Write every record out again exactly, and keep images out of it.

(Collected data)
** start **

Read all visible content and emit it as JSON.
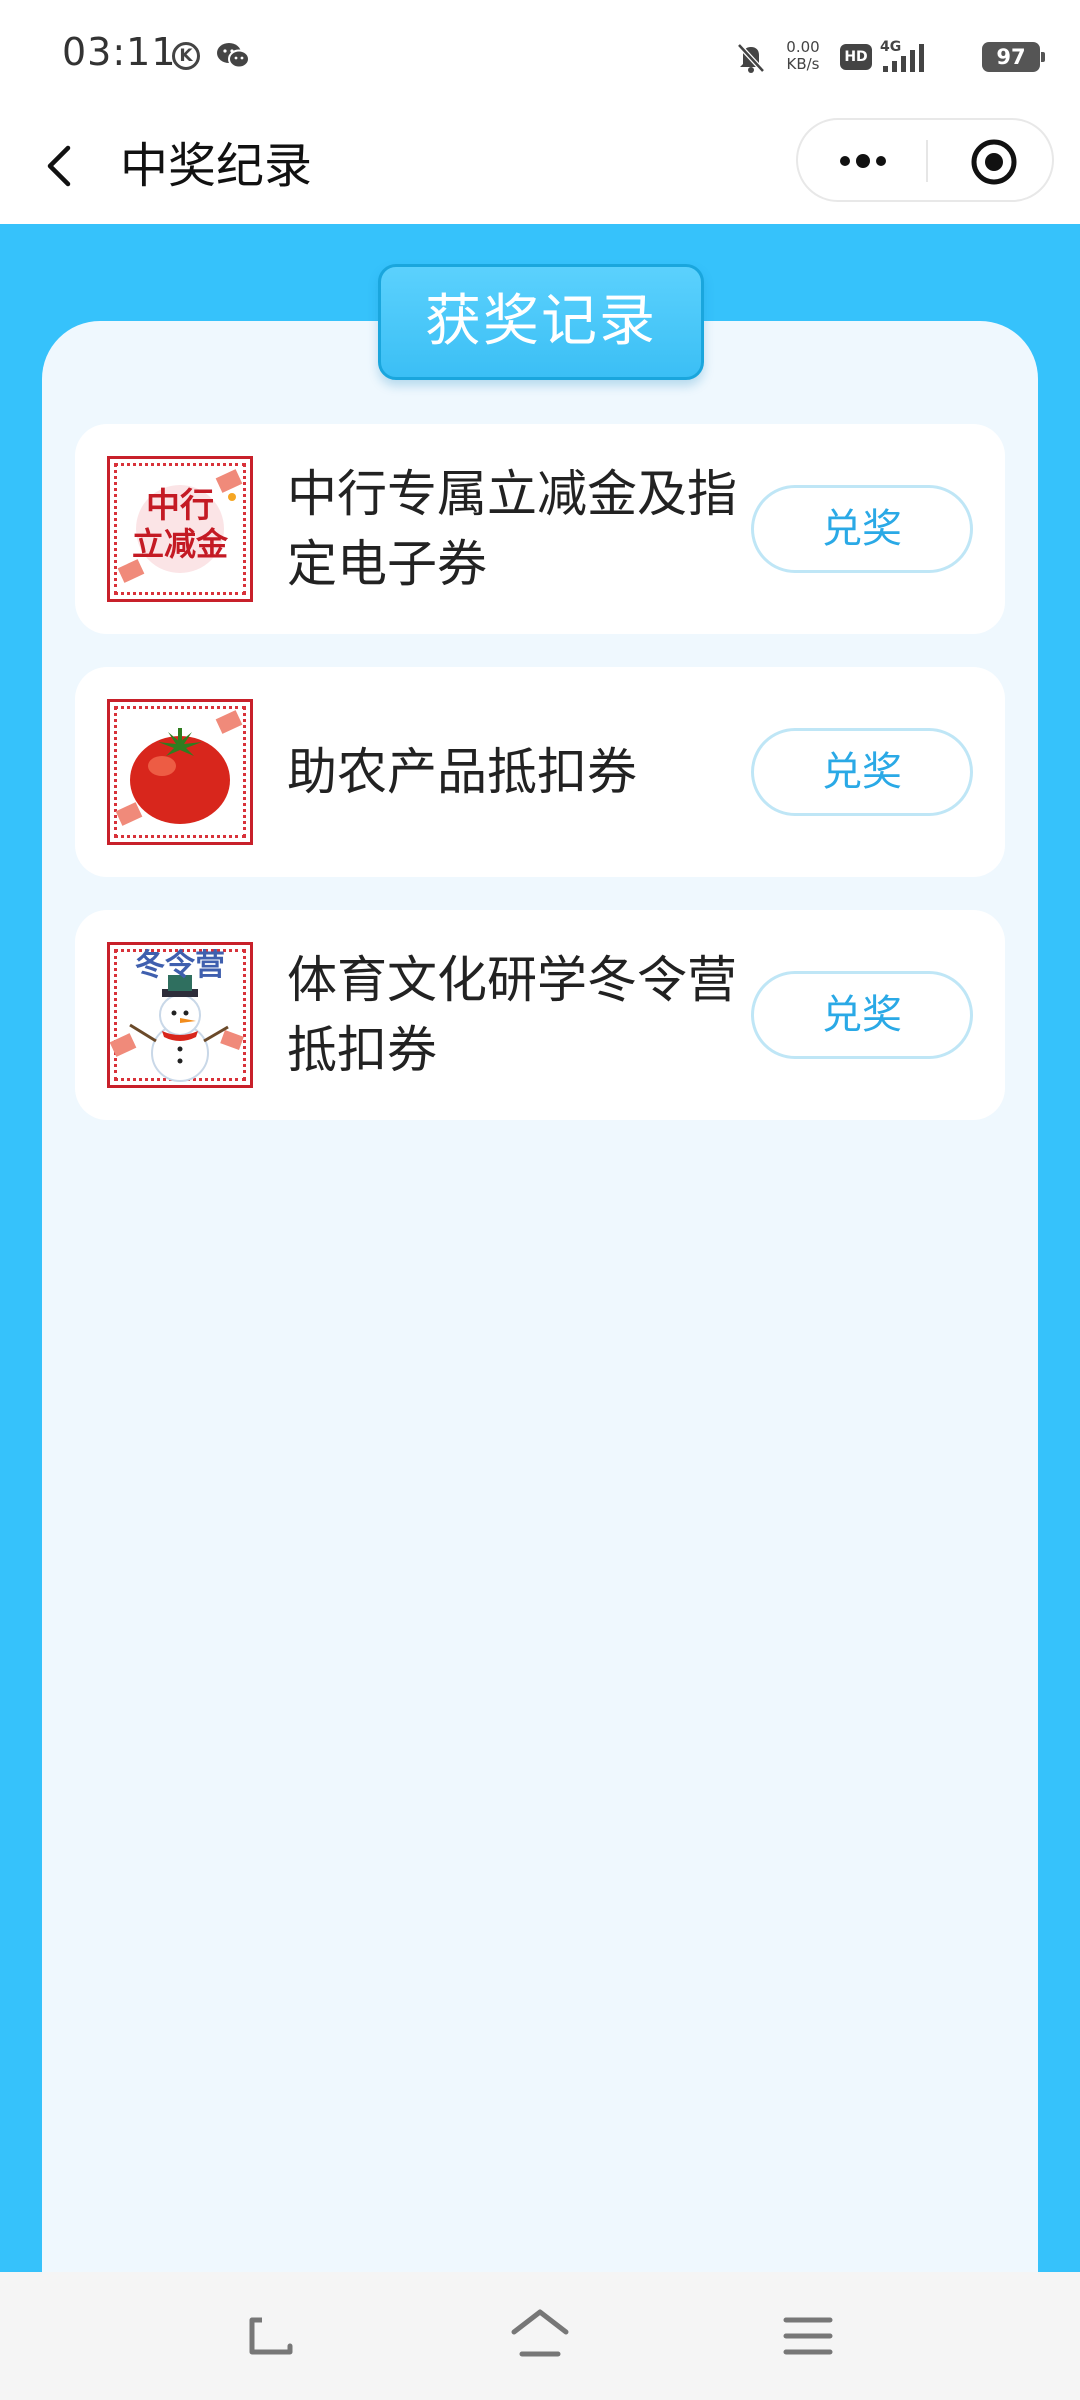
{
  "status_bar": {
    "time": "03:11",
    "k_icon_letter": "K",
    "net_speed_value": "0.00",
    "net_speed_unit": "KB/s",
    "hd_label": "HD",
    "network_type": "4G",
    "battery_level": "97"
  },
  "nav": {
    "title": "中奖纪录",
    "icons": [
      "back-arrow-icon",
      "more-dots-icon",
      "close-mini-program-icon"
    ]
  },
  "panel": {
    "title": "获奖记录"
  },
  "prizes": [
    {
      "name": "中行专属立减金及指定电子券",
      "thumb_text_line1": "中行",
      "thumb_text_line2": "立减金",
      "button_label": "兑奖",
      "icon": "bank-coupon-icon"
    },
    {
      "name": "助农产品抵扣券",
      "button_label": "兑奖",
      "icon": "tomato-icon"
    },
    {
      "name": "体育文化研学冬令营抵扣券",
      "thumb_text": "冬令营",
      "button_label": "兑奖",
      "icon": "snowman-icon"
    }
  ],
  "colors": {
    "background_blue": "#36c2fb",
    "panel_bg": "#eff8fe",
    "button_text": "#2aa9e6",
    "button_border": "#bfe6f6",
    "thumb_border": "#c8202a"
  },
  "system_nav": {
    "icons": [
      "sys-back-icon",
      "home-icon",
      "menu-icon"
    ]
  }
}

** end **

◆ REPLY TO THE EXERCISE ◆
Read all visible content and emit it as JSON.
{
  "status_bar": {
    "time": "03:11",
    "k_icon_letter": "K",
    "net_speed_value": "0.00",
    "net_speed_unit": "KB/s",
    "hd_label": "HD",
    "network_type": "4G",
    "battery_level": "97"
  },
  "nav": {
    "title": "中奖纪录",
    "icons": [
      "back-arrow-icon",
      "more-dots-icon",
      "close-mini-program-icon"
    ]
  },
  "panel": {
    "title": "获奖记录"
  },
  "prizes": [
    {
      "name": "中行专属立减金及指定电子券",
      "thumb_text_line1": "中行",
      "thumb_text_line2": "立减金",
      "button_label": "兑奖",
      "icon": "bank-coupon-icon"
    },
    {
      "name": "助农产品抵扣券",
      "button_label": "兑奖",
      "icon": "tomato-icon"
    },
    {
      "name": "体育文化研学冬令营抵扣券",
      "thumb_text": "冬令营",
      "button_label": "兑奖",
      "icon": "snowman-icon"
    }
  ],
  "colors": {
    "background_blue": "#36c2fb",
    "panel_bg": "#eff8fe",
    "button_text": "#2aa9e6",
    "button_border": "#bfe6f6",
    "thumb_border": "#c8202a"
  },
  "system_nav": {
    "icons": [
      "sys-back-icon",
      "home-icon",
      "menu-icon"
    ]
  }
}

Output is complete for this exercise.